* DIRECTION: Show all lines from the listing below that contain "properly".

Data entries
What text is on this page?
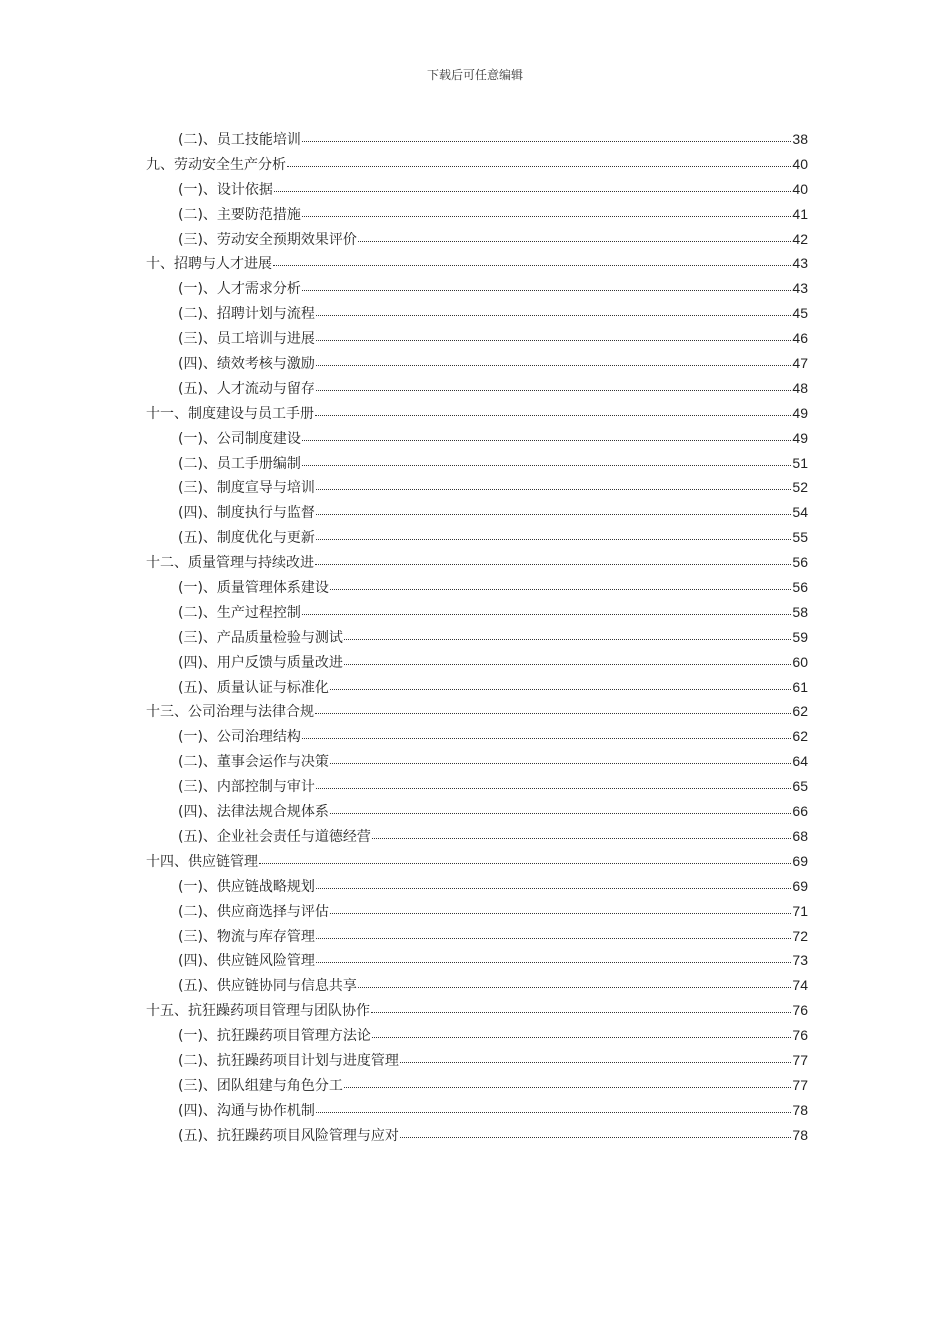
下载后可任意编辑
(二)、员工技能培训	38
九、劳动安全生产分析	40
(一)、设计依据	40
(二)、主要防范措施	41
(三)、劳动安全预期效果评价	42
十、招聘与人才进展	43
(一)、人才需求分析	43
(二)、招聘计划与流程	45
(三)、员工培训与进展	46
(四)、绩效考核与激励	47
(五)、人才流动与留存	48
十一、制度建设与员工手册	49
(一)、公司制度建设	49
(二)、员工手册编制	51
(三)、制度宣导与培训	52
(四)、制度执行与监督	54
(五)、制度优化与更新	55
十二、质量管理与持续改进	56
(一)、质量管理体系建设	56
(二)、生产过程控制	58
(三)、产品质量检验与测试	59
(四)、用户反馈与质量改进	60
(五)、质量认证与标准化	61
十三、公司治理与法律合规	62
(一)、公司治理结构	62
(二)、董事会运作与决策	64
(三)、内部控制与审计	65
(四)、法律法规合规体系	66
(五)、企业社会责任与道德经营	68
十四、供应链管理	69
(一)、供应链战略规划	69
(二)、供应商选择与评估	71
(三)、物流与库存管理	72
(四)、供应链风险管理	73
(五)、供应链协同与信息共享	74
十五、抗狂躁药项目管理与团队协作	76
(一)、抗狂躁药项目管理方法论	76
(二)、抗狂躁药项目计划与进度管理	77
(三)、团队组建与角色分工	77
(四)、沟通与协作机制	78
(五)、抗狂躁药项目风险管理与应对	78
==
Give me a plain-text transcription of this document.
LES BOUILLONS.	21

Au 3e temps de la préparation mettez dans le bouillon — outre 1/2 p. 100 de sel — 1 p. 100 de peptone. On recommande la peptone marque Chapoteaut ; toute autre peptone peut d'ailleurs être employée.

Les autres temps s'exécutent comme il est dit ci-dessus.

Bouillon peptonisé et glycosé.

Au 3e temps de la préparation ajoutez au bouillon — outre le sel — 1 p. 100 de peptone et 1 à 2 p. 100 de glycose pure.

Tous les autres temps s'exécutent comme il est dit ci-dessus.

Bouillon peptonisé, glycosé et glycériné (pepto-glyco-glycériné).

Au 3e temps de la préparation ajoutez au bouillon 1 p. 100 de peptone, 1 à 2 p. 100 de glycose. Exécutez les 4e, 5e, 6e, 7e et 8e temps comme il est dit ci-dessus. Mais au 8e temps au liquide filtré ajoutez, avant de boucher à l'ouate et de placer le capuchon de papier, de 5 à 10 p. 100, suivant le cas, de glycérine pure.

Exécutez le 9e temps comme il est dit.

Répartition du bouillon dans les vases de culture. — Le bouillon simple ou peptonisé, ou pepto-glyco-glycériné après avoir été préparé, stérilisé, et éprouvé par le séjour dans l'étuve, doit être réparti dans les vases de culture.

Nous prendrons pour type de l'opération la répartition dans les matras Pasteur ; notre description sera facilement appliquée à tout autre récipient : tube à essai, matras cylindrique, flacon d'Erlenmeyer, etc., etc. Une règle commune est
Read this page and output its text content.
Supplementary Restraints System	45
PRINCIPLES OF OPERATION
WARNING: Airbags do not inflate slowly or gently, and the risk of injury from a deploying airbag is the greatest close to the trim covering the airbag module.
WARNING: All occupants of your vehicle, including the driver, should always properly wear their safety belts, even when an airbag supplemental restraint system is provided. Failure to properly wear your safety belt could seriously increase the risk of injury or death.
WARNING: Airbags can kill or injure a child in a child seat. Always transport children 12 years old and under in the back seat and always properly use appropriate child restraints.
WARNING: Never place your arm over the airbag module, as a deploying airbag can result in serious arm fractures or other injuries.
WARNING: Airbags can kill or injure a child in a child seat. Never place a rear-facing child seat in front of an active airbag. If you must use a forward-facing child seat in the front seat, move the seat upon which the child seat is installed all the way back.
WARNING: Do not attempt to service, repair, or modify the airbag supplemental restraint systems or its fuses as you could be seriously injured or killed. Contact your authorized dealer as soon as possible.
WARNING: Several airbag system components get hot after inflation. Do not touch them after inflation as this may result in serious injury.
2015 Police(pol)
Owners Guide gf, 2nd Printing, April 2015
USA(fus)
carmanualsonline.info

* RESULT BELOW:
WARNING: All occupants of your vehicle, including the driver, should always properly wear their safety belts, even when an airbag supplemental restraint system is provided. Failure to properly wear your safety belt could seriously increase the risk of injury or death.
WARNING: Airbags can kill or injure a child in a child seat. Always transport children 12 years old and under in the back seat and always properly use appropriate child restraints.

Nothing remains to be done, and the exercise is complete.